_Stated exercise_. Extract the lines that hold the string "天下国家".
══ Information supplied
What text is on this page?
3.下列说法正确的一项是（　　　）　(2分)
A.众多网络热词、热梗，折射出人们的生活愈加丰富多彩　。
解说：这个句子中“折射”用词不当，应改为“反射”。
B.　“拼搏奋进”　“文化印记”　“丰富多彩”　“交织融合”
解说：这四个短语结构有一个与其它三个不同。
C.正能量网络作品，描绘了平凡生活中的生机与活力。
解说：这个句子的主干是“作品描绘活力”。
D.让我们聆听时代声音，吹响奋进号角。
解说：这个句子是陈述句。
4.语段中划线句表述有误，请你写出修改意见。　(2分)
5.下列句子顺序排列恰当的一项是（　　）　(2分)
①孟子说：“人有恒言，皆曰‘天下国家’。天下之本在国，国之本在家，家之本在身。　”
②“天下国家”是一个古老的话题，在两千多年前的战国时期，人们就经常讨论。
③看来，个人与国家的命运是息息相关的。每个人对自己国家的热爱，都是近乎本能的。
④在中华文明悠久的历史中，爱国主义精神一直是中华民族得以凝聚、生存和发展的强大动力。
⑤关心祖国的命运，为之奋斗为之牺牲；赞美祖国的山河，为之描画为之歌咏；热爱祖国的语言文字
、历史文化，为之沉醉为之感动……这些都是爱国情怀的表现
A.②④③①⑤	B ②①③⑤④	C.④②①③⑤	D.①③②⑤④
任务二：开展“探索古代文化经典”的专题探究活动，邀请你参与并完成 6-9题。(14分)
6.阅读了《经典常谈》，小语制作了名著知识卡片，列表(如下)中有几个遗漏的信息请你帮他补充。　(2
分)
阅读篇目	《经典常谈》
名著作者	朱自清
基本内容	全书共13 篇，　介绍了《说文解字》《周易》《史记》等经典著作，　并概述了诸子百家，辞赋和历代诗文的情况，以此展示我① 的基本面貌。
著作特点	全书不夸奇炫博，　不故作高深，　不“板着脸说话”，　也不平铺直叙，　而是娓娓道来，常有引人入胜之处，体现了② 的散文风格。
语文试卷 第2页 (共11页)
════
_Written answer_.
①孟子说：“人有恒言，皆曰‘天下国家’。天下之本在国，国之本在家，家之本在身。　”
②“天下国家”是一个古老的话题，在两千多年前的战国时期，人们就经常讨论。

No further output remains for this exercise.